— Begin —
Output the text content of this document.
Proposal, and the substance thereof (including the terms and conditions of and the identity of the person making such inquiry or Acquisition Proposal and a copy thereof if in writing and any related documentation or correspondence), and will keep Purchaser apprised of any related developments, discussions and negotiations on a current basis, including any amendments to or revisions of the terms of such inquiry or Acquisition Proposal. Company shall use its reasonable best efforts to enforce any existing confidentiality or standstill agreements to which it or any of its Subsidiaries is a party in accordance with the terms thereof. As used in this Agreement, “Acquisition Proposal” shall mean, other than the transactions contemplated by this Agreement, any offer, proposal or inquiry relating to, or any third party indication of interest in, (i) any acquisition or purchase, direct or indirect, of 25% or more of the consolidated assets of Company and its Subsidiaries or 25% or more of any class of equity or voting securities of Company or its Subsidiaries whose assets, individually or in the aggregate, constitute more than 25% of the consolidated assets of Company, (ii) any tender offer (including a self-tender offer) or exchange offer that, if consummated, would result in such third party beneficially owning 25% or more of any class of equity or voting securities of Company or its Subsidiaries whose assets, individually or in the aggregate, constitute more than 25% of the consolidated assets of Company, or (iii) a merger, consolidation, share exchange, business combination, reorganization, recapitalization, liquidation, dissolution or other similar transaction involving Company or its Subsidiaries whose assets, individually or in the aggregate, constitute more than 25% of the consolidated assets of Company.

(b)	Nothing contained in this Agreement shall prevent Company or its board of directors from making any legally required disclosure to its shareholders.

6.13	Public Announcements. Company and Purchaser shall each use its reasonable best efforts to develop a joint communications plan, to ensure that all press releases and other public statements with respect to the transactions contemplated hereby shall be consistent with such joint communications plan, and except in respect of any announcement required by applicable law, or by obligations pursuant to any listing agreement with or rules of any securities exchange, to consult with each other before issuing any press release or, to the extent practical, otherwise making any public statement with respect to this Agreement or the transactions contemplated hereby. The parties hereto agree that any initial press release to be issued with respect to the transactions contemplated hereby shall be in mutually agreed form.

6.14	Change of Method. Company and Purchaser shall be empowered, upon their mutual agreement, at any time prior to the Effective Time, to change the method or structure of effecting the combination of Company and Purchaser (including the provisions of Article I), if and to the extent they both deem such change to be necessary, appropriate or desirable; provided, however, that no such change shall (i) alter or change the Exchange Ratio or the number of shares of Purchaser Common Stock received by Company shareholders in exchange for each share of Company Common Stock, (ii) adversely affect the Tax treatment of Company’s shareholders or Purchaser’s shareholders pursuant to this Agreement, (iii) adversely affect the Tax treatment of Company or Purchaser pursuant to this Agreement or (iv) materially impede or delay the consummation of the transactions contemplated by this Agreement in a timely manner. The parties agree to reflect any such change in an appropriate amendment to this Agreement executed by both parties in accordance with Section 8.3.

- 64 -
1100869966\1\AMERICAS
— End —
Pull every line containing the word "shareholders" out of the material.

> Result
(b)	Nothing contained in this Agreement shall prevent Company or its board of directors from making any legally required disclosure to its shareholders.
6.14	Change of Method. Company and Purchaser shall be empowered, upon their mutual agreement, at any time prior to the Effective Time, to change the method or structure of effecting the combination of Company and Purchaser (including the provisions of Article I), if and to the extent they both deem such change to be necessary, appropriate or desirable; provided, however, that no such change shall (i) alter or change the Exchange Ratio or the number of shares of Purchaser Common Stock received by Company shareholders in exchange for each share of Company Common Stock, (ii) adversely affect the Tax treatment of Company’s shareholders or Purchaser’s shareholders pursuant to this Agreement, (iii) adversely affect the Tax treatment of Company or Purchaser pursuant to this Agreement or (iv) materially impede or delay the consummation of the transactions contemplated by this Agreement in a timely manner. The parties agree to reflect any such change in an appropriate amendment to this Agreement executed by both parties in accordance with Section 8.3.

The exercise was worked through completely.